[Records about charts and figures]

########

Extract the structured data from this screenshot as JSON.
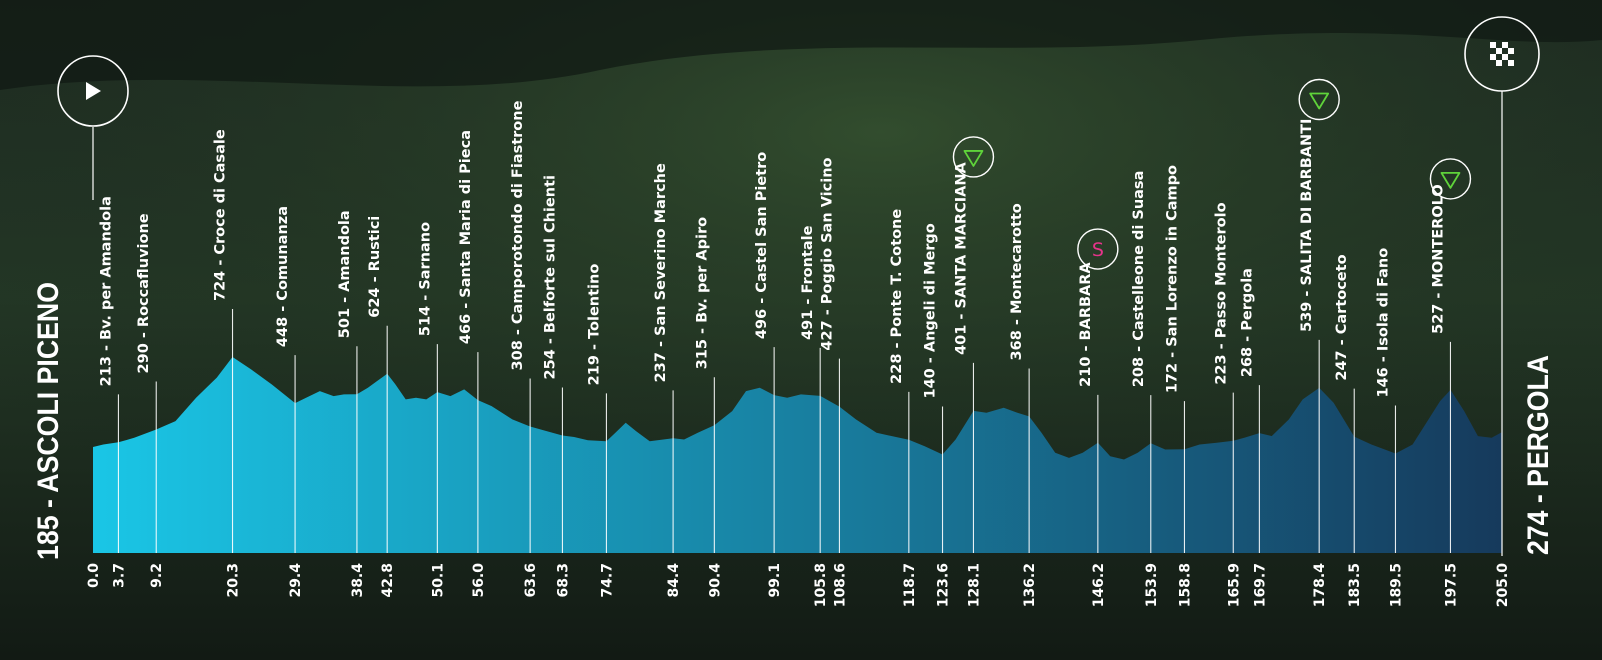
{
  "start_label": "185 - ASCOLI PICENO",
  "finish_label": "274 - PERGOLA",
  "icons": {
    "start": "play-icon",
    "finish": "checkered-flag-icon",
    "kom": "kom-triangle-icon",
    "sprint": "sprint-s-icon",
    "sprint_letter": "S"
  },
  "colors": {
    "profile_start": "#1ac6e6",
    "profile_end": "#163a5c",
    "kom_green": "#5fd33a",
    "sprint_pink": "#e6338a"
  },
  "chart_data": {
    "type": "area",
    "title": "",
    "xlabel": "",
    "ylabel": "",
    "unit_x": "km",
    "xlim": [
      0,
      205
    ],
    "ylim": [
      0,
      900
    ],
    "profile": [
      [
        0.0,
        185
      ],
      [
        1.5,
        200
      ],
      [
        3.7,
        213
      ],
      [
        6,
        240
      ],
      [
        9.2,
        290
      ],
      [
        12,
        340
      ],
      [
        15,
        480
      ],
      [
        18,
        600
      ],
      [
        20.3,
        724
      ],
      [
        23,
        650
      ],
      [
        26,
        560
      ],
      [
        29.4,
        448
      ],
      [
        31,
        480
      ],
      [
        33,
        520
      ],
      [
        35,
        490
      ],
      [
        36.5,
        500
      ],
      [
        38.4,
        501
      ],
      [
        40,
        540
      ],
      [
        42.8,
        624
      ],
      [
        44,
        560
      ],
      [
        45.5,
        470
      ],
      [
        47,
        480
      ],
      [
        48.5,
        470
      ],
      [
        50.1,
        514
      ],
      [
        52,
        490
      ],
      [
        54,
        530
      ],
      [
        56.0,
        466
      ],
      [
        58,
        430
      ],
      [
        61,
        350
      ],
      [
        63.6,
        308
      ],
      [
        66,
        280
      ],
      [
        68.3,
        254
      ],
      [
        70,
        245
      ],
      [
        72,
        225
      ],
      [
        74.7,
        219
      ],
      [
        76,
        270
      ],
      [
        77.5,
        330
      ],
      [
        79,
        280
      ],
      [
        81,
        220
      ],
      [
        84.4,
        237
      ],
      [
        86,
        230
      ],
      [
        88,
        270
      ],
      [
        90.4,
        315
      ],
      [
        93,
        400
      ],
      [
        95,
        520
      ],
      [
        97,
        540
      ],
      [
        99.1,
        496
      ],
      [
        101,
        480
      ],
      [
        103,
        500
      ],
      [
        105.8,
        491
      ],
      [
        108.6,
        427
      ],
      [
        111,
        350
      ],
      [
        114,
        270
      ],
      [
        118.7,
        228
      ],
      [
        121,
        190
      ],
      [
        123.6,
        140
      ],
      [
        125.5,
        230
      ],
      [
        128.1,
        401
      ],
      [
        130,
        390
      ],
      [
        132.5,
        420
      ],
      [
        134.5,
        390
      ],
      [
        136.2,
        368
      ],
      [
        138,
        270
      ],
      [
        140,
        150
      ],
      [
        142,
        120
      ],
      [
        144,
        150
      ],
      [
        146.2,
        210
      ],
      [
        148,
        130
      ],
      [
        150,
        110
      ],
      [
        152,
        150
      ],
      [
        153.9,
        208
      ],
      [
        156,
        170
      ],
      [
        158.8,
        172
      ],
      [
        161,
        200
      ],
      [
        163.5,
        210
      ],
      [
        165.9,
        223
      ],
      [
        167.5,
        240
      ],
      [
        169.7,
        268
      ],
      [
        171.5,
        250
      ],
      [
        174,
        350
      ],
      [
        176,
        470
      ],
      [
        178.4,
        539
      ],
      [
        180.5,
        450
      ],
      [
        183.5,
        247
      ],
      [
        186,
        200
      ],
      [
        189.5,
        146
      ],
      [
        192,
        200
      ],
      [
        194,
        330
      ],
      [
        196,
        460
      ],
      [
        197.5,
        527
      ],
      [
        199.5,
        400
      ],
      [
        201.5,
        250
      ],
      [
        203.5,
        240
      ],
      [
        205.0,
        274
      ]
    ],
    "waypoints": [
      {
        "km": 3.7,
        "label": "213 - Bv. per Amandola"
      },
      {
        "km": 9.2,
        "label": "290 - Roccafluvione"
      },
      {
        "km": 20.3,
        "label": "724 - Croce di Casale"
      },
      {
        "km": 29.4,
        "label": "448 - Comunanza"
      },
      {
        "km": 38.4,
        "label": "501 - Amandola"
      },
      {
        "km": 42.8,
        "label": "624 - Rustici"
      },
      {
        "km": 50.1,
        "label": "514 - Sarnano"
      },
      {
        "km": 56.0,
        "label": "466 - Santa Maria di Pieca"
      },
      {
        "km": 63.6,
        "label": "308 - Camporotondo di Fiastrone"
      },
      {
        "km": 68.3,
        "label": "254 - Belforte sul Chienti"
      },
      {
        "km": 74.7,
        "label": "219 - Tolentino"
      },
      {
        "km": 84.4,
        "label": "237 - San Severino Marche"
      },
      {
        "km": 90.4,
        "label": "315 - Bv. per Apiro"
      },
      {
        "km": 99.1,
        "label": "496 - Castel San Pietro"
      },
      {
        "km": 105.8,
        "label": "491 - Frontale"
      },
      {
        "km": 108.6,
        "label": "427 - Poggio San Vicino"
      },
      {
        "km": 118.7,
        "label": "228 - Ponte T. Cotone"
      },
      {
        "km": 123.6,
        "label": "140 - Angeli di Mergo"
      },
      {
        "km": 128.1,
        "label": "401 - SANTA MARCIANA",
        "marker": "kom"
      },
      {
        "km": 136.2,
        "label": "368 - Montecarotto"
      },
      {
        "km": 146.2,
        "label": "210 - BARBARA",
        "marker": "sprint"
      },
      {
        "km": 153.9,
        "label": "208 - Castelleone di Suasa"
      },
      {
        "km": 158.8,
        "label": "172 - San Lorenzo in Campo"
      },
      {
        "km": 165.9,
        "label": "223 - Passo Monterolo"
      },
      {
        "km": 169.7,
        "label": "268 - Pergola"
      },
      {
        "km": 178.4,
        "label": "539 - SALITA DI BARBANTI",
        "marker": "kom"
      },
      {
        "km": 183.5,
        "label": "247 - Cartoceto"
      },
      {
        "km": 189.5,
        "label": "146 - Isola di Fano"
      },
      {
        "km": 197.5,
        "label": "527 - MONTEROLO",
        "marker": "kom"
      }
    ],
    "x_ticks": [
      "0.0",
      "3.7",
      "9.2",
      "20.3",
      "29.4",
      "38.4",
      "42.8",
      "50.1",
      "56.0",
      "63.6",
      "68.3",
      "74.7",
      "84.4",
      "90.4",
      "99.1",
      "105.8",
      "108.6",
      "118.7",
      "123.6",
      "128.1",
      "136.2",
      "146.2",
      "153.9",
      "158.8",
      "165.9",
      "169.7",
      "178.4",
      "183.5",
      "189.5",
      "197.5",
      "205.0"
    ]
  }
}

########

To be done:
Provide the number of lines containing the string "Amandola", with no other output.

Full answer:
2